Set exercise ▸ Pick out all lines with the word "color" from the records that follow.

Material provided ▸
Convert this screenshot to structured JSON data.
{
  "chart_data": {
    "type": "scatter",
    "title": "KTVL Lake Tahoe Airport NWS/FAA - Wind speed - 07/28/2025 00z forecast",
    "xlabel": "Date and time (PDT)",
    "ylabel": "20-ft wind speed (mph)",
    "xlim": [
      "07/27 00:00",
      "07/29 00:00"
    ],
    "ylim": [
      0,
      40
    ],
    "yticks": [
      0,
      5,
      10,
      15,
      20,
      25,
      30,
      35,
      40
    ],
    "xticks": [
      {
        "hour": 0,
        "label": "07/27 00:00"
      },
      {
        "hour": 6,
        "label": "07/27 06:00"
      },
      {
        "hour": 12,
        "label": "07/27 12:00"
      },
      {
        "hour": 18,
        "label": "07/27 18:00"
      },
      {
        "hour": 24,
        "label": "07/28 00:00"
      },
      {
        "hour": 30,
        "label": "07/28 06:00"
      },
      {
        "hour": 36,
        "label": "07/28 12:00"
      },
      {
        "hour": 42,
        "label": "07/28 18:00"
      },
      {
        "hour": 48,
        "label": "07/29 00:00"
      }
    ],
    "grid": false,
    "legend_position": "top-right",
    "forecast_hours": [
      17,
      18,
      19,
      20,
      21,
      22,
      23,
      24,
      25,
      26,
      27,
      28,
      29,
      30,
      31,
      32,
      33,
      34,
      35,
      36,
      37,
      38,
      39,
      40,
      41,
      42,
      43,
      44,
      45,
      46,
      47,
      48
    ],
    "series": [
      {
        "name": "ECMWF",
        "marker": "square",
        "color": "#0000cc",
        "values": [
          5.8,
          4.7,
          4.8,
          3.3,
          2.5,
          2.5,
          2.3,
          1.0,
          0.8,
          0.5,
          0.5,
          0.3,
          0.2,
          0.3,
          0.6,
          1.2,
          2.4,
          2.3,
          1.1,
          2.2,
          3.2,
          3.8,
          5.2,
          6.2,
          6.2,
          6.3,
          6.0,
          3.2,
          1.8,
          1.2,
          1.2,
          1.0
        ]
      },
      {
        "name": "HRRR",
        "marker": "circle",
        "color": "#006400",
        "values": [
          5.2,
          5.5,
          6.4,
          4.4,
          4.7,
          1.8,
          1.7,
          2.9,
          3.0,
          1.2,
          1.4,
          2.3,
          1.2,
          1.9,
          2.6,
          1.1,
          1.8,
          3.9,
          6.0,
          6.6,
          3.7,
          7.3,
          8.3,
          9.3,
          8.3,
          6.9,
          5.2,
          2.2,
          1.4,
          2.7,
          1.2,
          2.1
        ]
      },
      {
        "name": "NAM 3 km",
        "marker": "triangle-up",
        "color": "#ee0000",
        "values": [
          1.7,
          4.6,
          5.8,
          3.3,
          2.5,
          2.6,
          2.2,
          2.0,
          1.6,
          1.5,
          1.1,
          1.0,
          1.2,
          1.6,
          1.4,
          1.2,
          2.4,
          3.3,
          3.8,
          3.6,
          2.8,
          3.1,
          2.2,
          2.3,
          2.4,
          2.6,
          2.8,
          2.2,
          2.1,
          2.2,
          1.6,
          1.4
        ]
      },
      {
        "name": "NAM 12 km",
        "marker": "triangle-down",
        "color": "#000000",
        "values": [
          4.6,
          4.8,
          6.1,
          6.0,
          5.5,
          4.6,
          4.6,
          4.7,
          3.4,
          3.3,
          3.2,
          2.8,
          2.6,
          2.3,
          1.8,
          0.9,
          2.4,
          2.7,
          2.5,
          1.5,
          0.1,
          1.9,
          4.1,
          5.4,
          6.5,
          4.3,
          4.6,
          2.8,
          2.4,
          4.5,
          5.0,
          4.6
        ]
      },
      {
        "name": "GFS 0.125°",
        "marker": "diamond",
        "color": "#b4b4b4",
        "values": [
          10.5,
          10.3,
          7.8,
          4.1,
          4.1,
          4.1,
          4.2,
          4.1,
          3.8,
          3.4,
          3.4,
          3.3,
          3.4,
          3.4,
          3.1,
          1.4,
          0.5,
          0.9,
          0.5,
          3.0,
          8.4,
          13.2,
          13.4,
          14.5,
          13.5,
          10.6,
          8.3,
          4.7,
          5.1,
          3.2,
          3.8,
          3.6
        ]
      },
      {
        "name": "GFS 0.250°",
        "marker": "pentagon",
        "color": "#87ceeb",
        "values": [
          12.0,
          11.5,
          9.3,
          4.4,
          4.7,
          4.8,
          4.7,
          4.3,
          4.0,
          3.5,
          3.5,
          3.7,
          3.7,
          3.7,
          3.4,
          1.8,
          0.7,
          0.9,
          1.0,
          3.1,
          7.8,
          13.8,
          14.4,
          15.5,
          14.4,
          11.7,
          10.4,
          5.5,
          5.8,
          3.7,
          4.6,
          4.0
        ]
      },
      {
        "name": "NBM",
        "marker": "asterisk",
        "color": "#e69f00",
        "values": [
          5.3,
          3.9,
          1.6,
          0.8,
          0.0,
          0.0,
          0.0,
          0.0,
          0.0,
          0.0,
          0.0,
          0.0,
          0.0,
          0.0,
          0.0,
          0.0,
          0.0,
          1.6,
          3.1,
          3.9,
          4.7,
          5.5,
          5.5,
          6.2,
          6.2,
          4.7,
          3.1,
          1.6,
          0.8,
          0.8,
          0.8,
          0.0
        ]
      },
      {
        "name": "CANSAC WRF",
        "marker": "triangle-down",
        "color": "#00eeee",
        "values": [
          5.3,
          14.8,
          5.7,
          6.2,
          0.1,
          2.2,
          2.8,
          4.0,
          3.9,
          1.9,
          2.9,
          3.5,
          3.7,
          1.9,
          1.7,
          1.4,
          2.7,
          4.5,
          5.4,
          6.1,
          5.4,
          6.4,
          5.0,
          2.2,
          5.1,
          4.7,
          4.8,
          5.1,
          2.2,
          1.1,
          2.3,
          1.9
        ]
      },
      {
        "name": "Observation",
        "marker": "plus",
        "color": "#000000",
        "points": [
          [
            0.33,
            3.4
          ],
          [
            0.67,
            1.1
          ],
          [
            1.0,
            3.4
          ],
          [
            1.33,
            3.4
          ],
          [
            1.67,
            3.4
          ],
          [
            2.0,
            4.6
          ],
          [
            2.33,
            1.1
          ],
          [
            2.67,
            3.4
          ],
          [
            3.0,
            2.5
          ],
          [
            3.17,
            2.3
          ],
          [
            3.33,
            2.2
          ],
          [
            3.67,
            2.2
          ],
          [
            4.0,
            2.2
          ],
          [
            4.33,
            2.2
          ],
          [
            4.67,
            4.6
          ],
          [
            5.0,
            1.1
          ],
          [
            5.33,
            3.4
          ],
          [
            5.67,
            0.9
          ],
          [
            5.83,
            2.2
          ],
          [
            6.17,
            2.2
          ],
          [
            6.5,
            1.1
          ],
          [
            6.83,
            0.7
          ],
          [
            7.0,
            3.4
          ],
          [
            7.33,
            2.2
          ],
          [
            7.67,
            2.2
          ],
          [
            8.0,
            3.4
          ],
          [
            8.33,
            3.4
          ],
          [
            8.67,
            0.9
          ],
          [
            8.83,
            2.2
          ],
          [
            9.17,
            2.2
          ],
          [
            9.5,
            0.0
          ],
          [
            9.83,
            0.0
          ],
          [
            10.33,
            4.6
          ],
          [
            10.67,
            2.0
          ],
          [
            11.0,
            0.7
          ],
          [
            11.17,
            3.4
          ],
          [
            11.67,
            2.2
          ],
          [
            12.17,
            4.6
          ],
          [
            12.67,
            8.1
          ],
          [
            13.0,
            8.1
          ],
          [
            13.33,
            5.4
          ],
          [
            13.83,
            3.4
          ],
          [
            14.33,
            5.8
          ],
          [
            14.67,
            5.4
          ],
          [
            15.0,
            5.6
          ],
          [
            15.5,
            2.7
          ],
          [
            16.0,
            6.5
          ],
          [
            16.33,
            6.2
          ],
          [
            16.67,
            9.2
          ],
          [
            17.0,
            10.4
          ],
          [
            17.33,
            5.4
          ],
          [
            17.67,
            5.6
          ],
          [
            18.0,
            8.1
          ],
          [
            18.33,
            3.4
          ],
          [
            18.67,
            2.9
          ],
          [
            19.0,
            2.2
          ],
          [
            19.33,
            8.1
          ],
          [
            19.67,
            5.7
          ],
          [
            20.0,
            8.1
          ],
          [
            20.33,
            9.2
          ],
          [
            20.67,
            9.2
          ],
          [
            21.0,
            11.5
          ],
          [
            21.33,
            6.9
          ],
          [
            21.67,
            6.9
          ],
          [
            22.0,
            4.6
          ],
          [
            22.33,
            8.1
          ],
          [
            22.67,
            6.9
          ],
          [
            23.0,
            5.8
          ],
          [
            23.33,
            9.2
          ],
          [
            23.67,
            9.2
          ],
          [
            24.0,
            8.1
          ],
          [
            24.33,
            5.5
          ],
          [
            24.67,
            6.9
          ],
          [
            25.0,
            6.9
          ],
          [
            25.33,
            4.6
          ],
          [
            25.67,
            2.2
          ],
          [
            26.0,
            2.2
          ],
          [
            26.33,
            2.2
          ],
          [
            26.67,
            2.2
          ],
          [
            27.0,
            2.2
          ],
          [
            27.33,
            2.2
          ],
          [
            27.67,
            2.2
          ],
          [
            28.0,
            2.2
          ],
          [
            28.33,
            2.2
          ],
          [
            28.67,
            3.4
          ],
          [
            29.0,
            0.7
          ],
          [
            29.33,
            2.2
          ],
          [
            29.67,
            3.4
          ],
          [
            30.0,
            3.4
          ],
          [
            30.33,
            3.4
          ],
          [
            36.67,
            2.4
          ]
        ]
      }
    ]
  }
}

Solution below ▸
        "color": "#0000cc",
        "color": "#006400",
        "color": "#ee0000",
        "color": "#000000",
        "color": "#b4b4b4",
        "color": "#87ceeb",
        "color": "#e69f00",
        "color": "#00eeee",
        "color": "#000000",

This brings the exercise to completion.